# [Short exercise]
Copy out every line of the data below without changing anything.

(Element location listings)
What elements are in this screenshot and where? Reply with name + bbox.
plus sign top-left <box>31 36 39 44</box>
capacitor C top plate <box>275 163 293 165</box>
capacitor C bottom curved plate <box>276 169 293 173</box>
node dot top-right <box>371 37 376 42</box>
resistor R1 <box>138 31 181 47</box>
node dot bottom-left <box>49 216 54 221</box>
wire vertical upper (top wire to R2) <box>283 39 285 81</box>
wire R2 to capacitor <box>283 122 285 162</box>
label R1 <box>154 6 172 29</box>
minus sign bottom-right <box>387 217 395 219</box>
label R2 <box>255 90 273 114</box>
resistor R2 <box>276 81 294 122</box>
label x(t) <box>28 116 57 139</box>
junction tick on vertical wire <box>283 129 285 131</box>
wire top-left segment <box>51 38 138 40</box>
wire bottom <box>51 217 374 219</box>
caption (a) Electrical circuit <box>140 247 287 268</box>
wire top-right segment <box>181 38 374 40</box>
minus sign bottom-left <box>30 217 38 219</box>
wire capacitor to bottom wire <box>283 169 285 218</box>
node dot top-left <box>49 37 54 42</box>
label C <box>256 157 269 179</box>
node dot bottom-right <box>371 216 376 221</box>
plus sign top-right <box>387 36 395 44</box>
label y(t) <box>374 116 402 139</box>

# [Reply to the task]
What elements are in this screenshot and where? Reply with name + bbox.
plus sign top-left <box>31 36 39 44</box>
capacitor C top plate <box>275 163 293 165</box>
capacitor C bottom curved plate <box>276 169 293 173</box>
node dot top-right <box>371 37 376 42</box>
resistor R1 <box>138 31 181 47</box>
node dot bottom-left <box>49 216 54 221</box>
wire vertical upper (top wire to R2) <box>283 39 285 81</box>
wire R2 to capacitor <box>283 122 285 162</box>
label R1 <box>154 6 172 29</box>
minus sign bottom-right <box>387 217 395 219</box>
label R2 <box>255 90 273 114</box>
resistor R2 <box>276 81 294 122</box>
label x(t) <box>28 116 57 139</box>
junction tick on vertical wire <box>283 129 285 131</box>
wire top-left segment <box>51 38 138 40</box>
wire bottom <box>51 217 374 219</box>
caption (a) Electrical circuit <box>140 247 287 268</box>
wire top-right segment <box>181 38 374 40</box>
minus sign bottom-left <box>30 217 38 219</box>
wire capacitor to bottom wire <box>283 169 285 218</box>
node dot top-left <box>49 37 54 42</box>
label C <box>256 157 269 179</box>
node dot bottom-right <box>371 216 376 221</box>
plus sign top-right <box>387 36 395 44</box>
label y(t) <box>374 116 402 139</box>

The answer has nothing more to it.